Objective: Could you write out the records below exactly as they appear, leaving out any pictures?

## Start Input

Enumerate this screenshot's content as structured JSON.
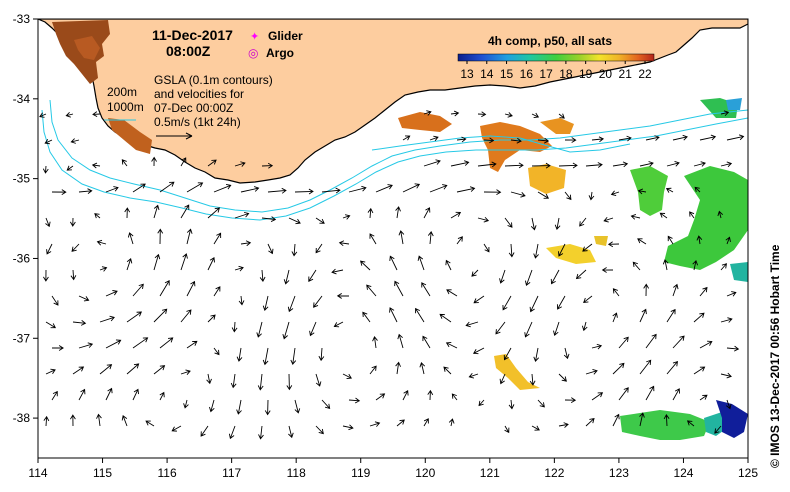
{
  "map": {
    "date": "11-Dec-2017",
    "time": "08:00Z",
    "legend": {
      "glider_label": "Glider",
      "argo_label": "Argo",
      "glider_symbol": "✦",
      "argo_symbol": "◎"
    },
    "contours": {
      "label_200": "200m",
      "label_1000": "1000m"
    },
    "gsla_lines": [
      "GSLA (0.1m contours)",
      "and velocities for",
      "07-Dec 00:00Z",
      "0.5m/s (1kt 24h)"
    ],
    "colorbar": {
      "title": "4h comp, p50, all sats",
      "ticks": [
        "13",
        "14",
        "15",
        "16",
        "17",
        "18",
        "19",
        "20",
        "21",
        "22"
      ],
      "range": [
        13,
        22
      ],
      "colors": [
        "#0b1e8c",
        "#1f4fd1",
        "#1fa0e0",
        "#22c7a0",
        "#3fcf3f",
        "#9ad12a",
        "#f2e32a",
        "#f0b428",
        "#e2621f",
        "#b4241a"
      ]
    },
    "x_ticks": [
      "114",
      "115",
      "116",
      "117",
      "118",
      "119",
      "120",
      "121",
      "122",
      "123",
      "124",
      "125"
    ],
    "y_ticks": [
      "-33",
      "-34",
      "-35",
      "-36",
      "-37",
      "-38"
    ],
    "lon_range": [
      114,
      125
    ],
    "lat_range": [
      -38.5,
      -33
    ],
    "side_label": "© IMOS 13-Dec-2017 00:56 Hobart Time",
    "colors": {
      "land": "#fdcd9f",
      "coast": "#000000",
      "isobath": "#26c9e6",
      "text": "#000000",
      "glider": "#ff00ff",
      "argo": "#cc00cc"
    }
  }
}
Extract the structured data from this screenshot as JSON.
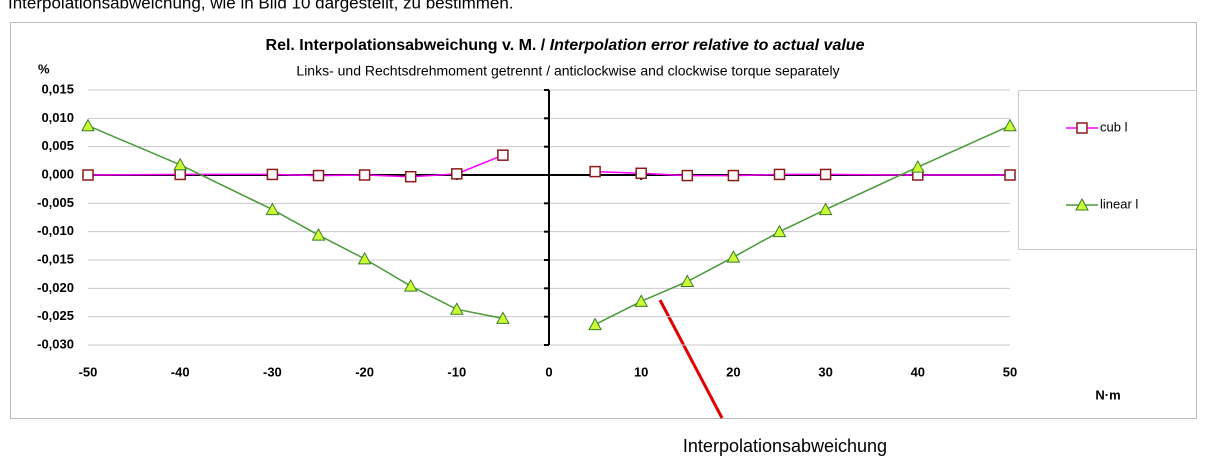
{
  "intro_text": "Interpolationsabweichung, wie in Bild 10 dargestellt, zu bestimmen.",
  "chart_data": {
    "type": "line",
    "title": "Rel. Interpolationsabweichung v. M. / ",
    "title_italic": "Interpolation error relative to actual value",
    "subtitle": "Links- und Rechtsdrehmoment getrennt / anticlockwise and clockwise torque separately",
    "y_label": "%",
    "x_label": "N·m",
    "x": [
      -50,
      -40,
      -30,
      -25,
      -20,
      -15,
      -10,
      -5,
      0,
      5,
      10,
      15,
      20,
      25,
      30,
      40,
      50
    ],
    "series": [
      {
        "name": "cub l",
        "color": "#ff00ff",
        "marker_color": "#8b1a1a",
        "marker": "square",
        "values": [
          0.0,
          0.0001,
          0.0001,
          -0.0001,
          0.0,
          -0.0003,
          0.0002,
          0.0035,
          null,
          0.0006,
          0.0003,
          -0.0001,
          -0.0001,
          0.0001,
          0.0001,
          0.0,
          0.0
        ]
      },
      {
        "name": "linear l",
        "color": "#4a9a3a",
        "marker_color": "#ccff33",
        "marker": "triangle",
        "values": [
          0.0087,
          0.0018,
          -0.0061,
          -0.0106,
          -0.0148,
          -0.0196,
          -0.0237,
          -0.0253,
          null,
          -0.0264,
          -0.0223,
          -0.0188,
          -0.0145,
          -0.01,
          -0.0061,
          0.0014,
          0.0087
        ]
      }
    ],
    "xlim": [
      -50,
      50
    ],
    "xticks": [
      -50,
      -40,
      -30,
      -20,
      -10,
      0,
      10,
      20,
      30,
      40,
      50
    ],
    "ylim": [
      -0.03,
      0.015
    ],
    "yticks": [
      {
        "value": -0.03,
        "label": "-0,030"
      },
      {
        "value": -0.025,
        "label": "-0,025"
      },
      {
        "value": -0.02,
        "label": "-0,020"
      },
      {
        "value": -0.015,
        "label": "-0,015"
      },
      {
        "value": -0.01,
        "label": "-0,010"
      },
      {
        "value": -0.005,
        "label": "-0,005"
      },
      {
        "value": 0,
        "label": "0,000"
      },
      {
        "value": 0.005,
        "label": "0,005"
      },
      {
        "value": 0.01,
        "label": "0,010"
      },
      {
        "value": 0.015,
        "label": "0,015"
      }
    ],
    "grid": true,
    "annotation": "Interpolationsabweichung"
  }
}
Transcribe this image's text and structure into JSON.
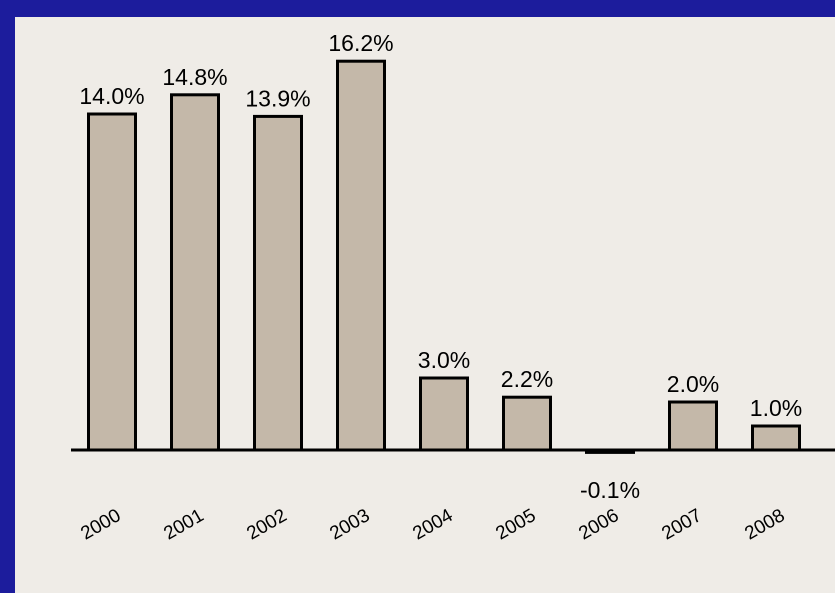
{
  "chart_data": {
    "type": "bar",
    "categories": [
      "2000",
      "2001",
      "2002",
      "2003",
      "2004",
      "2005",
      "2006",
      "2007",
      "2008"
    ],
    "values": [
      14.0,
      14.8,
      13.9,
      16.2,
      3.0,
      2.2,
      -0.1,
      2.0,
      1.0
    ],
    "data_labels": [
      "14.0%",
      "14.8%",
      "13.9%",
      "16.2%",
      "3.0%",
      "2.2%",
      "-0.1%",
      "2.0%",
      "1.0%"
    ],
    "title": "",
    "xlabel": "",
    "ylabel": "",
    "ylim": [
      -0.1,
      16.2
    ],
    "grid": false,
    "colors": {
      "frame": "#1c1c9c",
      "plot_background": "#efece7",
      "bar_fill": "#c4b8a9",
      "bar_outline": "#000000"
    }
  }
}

## End Input

Result below:
Enumerate this screenshot's content as structured JSON.
{
  "map": {
    "date": "11-Dec-2017",
    "time": "08:00Z",
    "legend": {
      "glider_label": "Glider",
      "argo_label": "Argo",
      "glider_symbol": "✦",
      "argo_symbol": "◎"
    },
    "contours": {
      "label_200": "200m",
      "label_1000": "1000m"
    },
    "gsla_lines": [
      "GSLA (0.1m contours)",
      "and velocities for",
      "07-Dec 00:00Z",
      "0.5m/s (1kt 24h)"
    ],
    "colorbar": {
      "title": "4h comp, p50, all sats",
      "ticks": [
        "13",
        "14",
        "15",
        "16",
        "17",
        "18",
        "19",
        "20",
        "21",
        "22"
      ],
      "range": [
        13,
        22
      ],
      "colors": [
        "#0b1e8c",
        "#1f4fd1",
        "#1fa0e0",
        "#22c7a0",
        "#3fcf3f",
        "#9ad12a",
        "#f2e32a",
        "#f0b428",
        "#e2621f",
        "#b4241a"
      ]
    },
    "x_ticks": [
      "114",
      "115",
      "116",
      "117",
      "118",
      "119",
      "120",
      "121",
      "122",
      "123",
      "124",
      "125"
    ],
    "y_ticks": [
      "-33",
      "-34",
      "-35",
      "-36",
      "-37",
      "-38"
    ],
    "lon_range": [
      114,
      125
    ],
    "lat_range": [
      -38.5,
      -33
    ],
    "side_label": "© IMOS 13-Dec-2017 00:56 Hobart Time",
    "colors": {
      "land": "#fdcd9f",
      "coast": "#000000",
      "isobath": "#26c9e6",
      "text": "#000000",
      "glider": "#ff00ff",
      "argo": "#cc00cc"
    }
  }
}
Extract the structured data from this screenshot as JSON.
{
  "intro_text": "Interpolationsabweichung, wie in Bild 10 dargestellt, zu bestimmen.",
  "chart_data": {
    "type": "line",
    "title": "Rel. Interpolationsabweichung v. M. / ",
    "title_italic": "Interpolation error relative to actual value",
    "subtitle": "Links- und Rechtsdrehmoment getrennt / anticlockwise and clockwise torque separately",
    "y_label": "%",
    "x_label": "N·m",
    "x": [
      -50,
      -40,
      -30,
      -25,
      -20,
      -15,
      -10,
      -5,
      0,
      5,
      10,
      15,
      20,
      25,
      30,
      40,
      50
    ],
    "series": [
      {
        "name": "cub l",
        "color": "#ff00ff",
        "marker_color": "#8b1a1a",
        "marker": "square",
        "values": [
          0.0,
          0.0001,
          0.0001,
          -0.0001,
          0.0,
          -0.0003,
          0.0002,
          0.0035,
          null,
          0.0006,
          0.0003,
          -0.0001,
          -0.0001,
          0.0001,
          0.0001,
          0.0,
          0.0
        ]
      },
      {
        "name": "linear l",
        "color": "#4a9a3a",
        "marker_color": "#ccff33",
        "marker": "triangle",
        "values": [
          0.0087,
          0.0018,
          -0.0061,
          -0.0106,
          -0.0148,
          -0.0196,
          -0.0237,
          -0.0253,
          null,
          -0.0264,
          -0.0223,
          -0.0188,
          -0.0145,
          -0.01,
          -0.0061,
          0.0014,
          0.0087
        ]
      }
    ],
    "xlim": [
      -50,
      50
    ],
    "xticks": [
      -50,
      -40,
      -30,
      -20,
      -10,
      0,
      10,
      20,
      30,
      40,
      50
    ],
    "ylim": [
      -0.03,
      0.015
    ],
    "yticks": [
      {
        "value": -0.03,
        "label": "-0,030"
      },
      {
        "value": -0.025,
        "label": "-0,025"
      },
      {
        "value": -0.02,
        "label": "-0,020"
      },
      {
        "value": -0.015,
        "label": "-0,015"
      },
      {
        "value": -0.01,
        "label": "-0,010"
      },
      {
        "value": -0.005,
        "label": "-0,005"
      },
      {
        "value": 0,
        "label": "0,000"
      },
      {
        "value": 0.005,
        "label": "0,005"
      },
      {
        "value": 0.01,
        "label": "0,010"
      },
      {
        "value": 0.015,
        "label": "0,015"
      }
    ],
    "grid": true,
    "annotation": "Interpolationsabweichung"
  }
}
Transcribe this image's text and structure into JSON.
{
  "chart_data": {
    "type": "bar",
    "categories": [
      "2000",
      "2001",
      "2002",
      "2003",
      "2004",
      "2005",
      "2006",
      "2007",
      "2008"
    ],
    "values": [
      14.0,
      14.8,
      13.9,
      16.2,
      3.0,
      2.2,
      -0.1,
      2.0,
      1.0
    ],
    "data_labels": [
      "14.0%",
      "14.8%",
      "13.9%",
      "16.2%",
      "3.0%",
      "2.2%",
      "-0.1%",
      "2.0%",
      "1.0%"
    ],
    "title": "",
    "xlabel": "",
    "ylabel": "",
    "ylim": [
      -0.1,
      16.2
    ],
    "grid": false,
    "colors": {
      "frame": "#1c1c9c",
      "plot_background": "#efece7",
      "bar_fill": "#c4b8a9",
      "bar_outline": "#000000"
    }
  }
}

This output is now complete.